Repeat every line of the data exactly, but not the pictures.

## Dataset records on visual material

□ □ □

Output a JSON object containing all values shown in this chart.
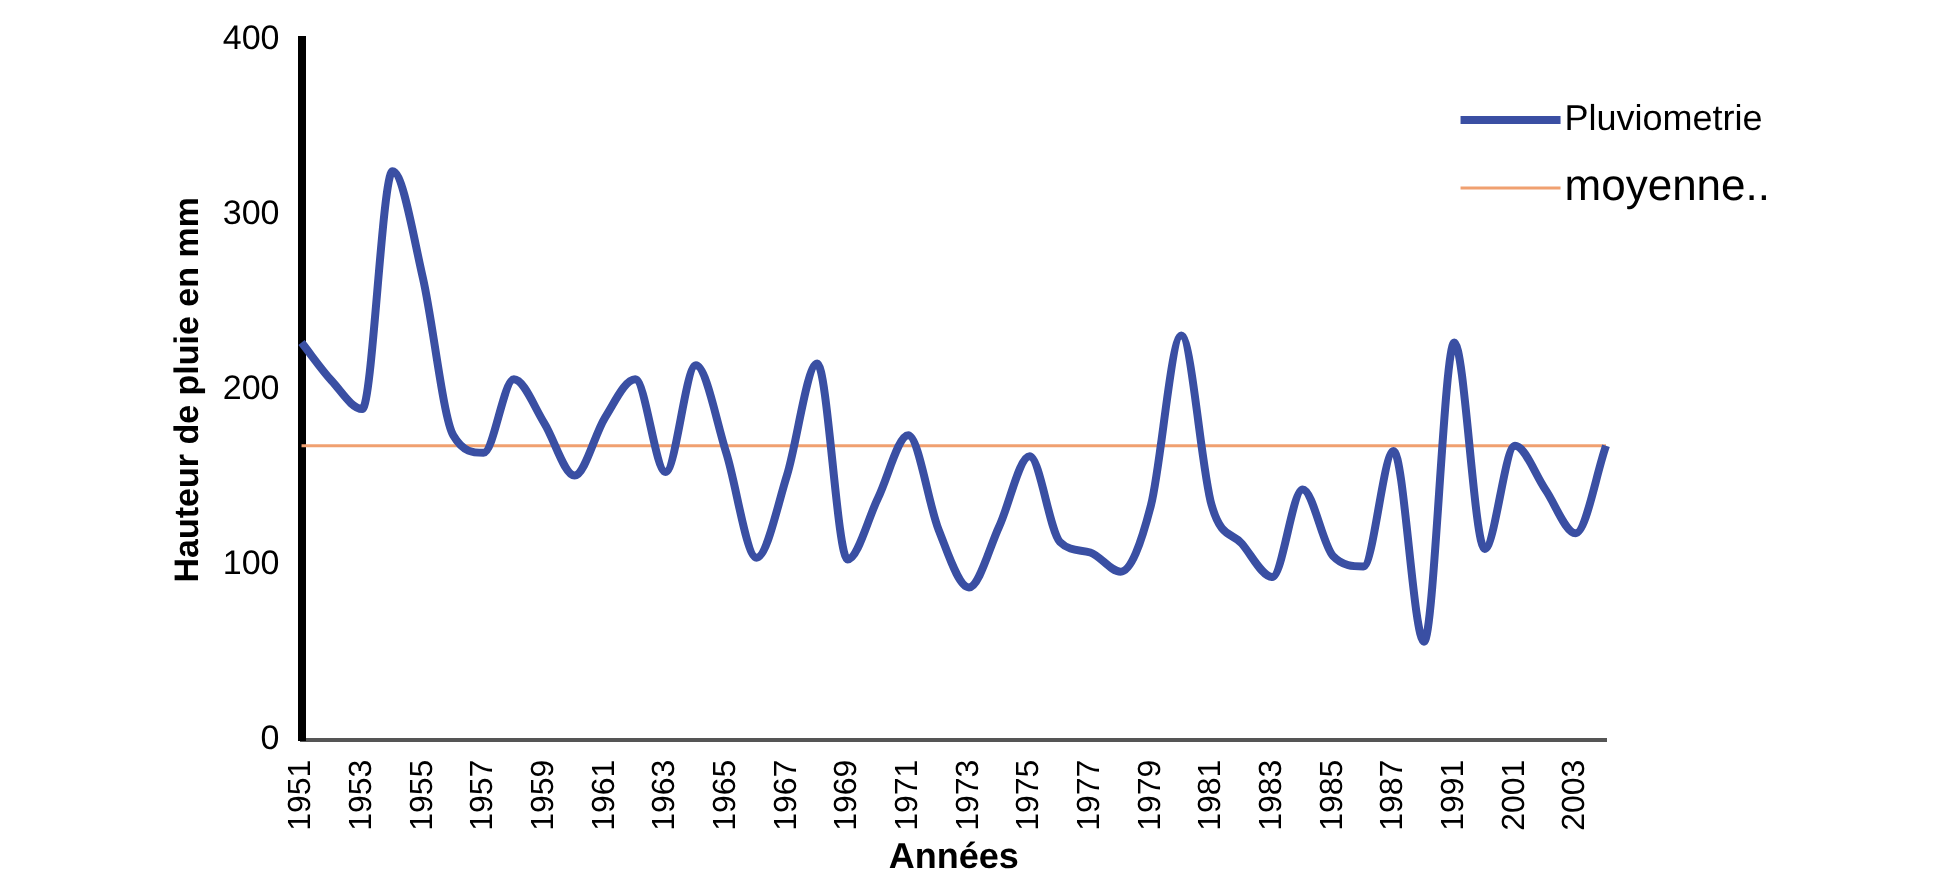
{
  "chart_data": {
    "type": "line",
    "xlabel": "Années",
    "ylabel": "Hauteur de pluie en mm",
    "categories": [
      "1951",
      null,
      "1953",
      null,
      "1955",
      null,
      "1957",
      null,
      "1959",
      null,
      "1961",
      null,
      "1963",
      null,
      "1965",
      null,
      "1967",
      null,
      "1969",
      null,
      "1971",
      null,
      "1973",
      null,
      "1975",
      null,
      "1977",
      null,
      "1979",
      null,
      "1981",
      null,
      "1983",
      null,
      "1985",
      null,
      "1987",
      null,
      "1991",
      null,
      "2001",
      null,
      "2003",
      null
    ],
    "series": [
      {
        "name": "Pluviometrie",
        "color": "#3a4fa3",
        "values": [
          227,
          205,
          189,
          325,
          264,
          174,
          164,
          206,
          181,
          151,
          184,
          206,
          153,
          214,
          164,
          104,
          151,
          215,
          103,
          138,
          174,
          120,
          87,
          122,
          162,
          113,
          107,
          96,
          134,
          231,
          134,
          112,
          93,
          143,
          105,
          99,
          165,
          56,
          227,
          109,
          168,
          143,
          118,
          168
        ]
      }
    ],
    "ref_lines": [
      {
        "axis": "y",
        "value": 168,
        "label": "moyenne..",
        "color": "#f0a070"
      }
    ],
    "ylim": [
      0,
      400
    ],
    "yticks": [
      0,
      100,
      200,
      300,
      400
    ],
    "grid": false,
    "legend": "top right",
    "marker": "none",
    "line_style": "solid"
  }
}
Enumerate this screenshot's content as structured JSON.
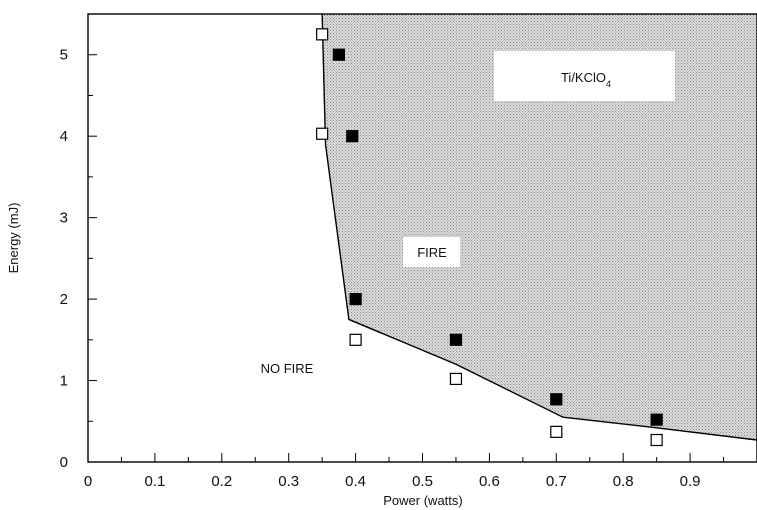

□ □ □

## Task response
Output a JSON object containing all values shown in this chart.
{
  "chart_data": {
    "type": "line",
    "xlabel": "Années",
    "ylabel": "Hauteur de pluie en mm",
    "categories": [
      "1951",
      null,
      "1953",
      null,
      "1955",
      null,
      "1957",
      null,
      "1959",
      null,
      "1961",
      null,
      "1963",
      null,
      "1965",
      null,
      "1967",
      null,
      "1969",
      null,
      "1971",
      null,
      "1973",
      null,
      "1975",
      null,
      "1977",
      null,
      "1979",
      null,
      "1981",
      null,
      "1983",
      null,
      "1985",
      null,
      "1987",
      null,
      "1991",
      null,
      "2001",
      null,
      "2003",
      null
    ],
    "series": [
      {
        "name": "Pluviometrie",
        "color": "#3a4fa3",
        "values": [
          227,
          205,
          189,
          325,
          264,
          174,
          164,
          206,
          181,
          151,
          184,
          206,
          153,
          214,
          164,
          104,
          151,
          215,
          103,
          138,
          174,
          120,
          87,
          122,
          162,
          113,
          107,
          96,
          134,
          231,
          134,
          112,
          93,
          143,
          105,
          99,
          165,
          56,
          227,
          109,
          168,
          143,
          118,
          168
        ]
      }
    ],
    "ref_lines": [
      {
        "axis": "y",
        "value": 168,
        "label": "moyenne..",
        "color": "#f0a070"
      }
    ],
    "ylim": [
      0,
      400
    ],
    "yticks": [
      0,
      100,
      200,
      300,
      400
    ],
    "grid": false,
    "legend": "top right",
    "marker": "none",
    "line_style": "solid"
  }
}
Enumerate this screenshot's content as structured JSON.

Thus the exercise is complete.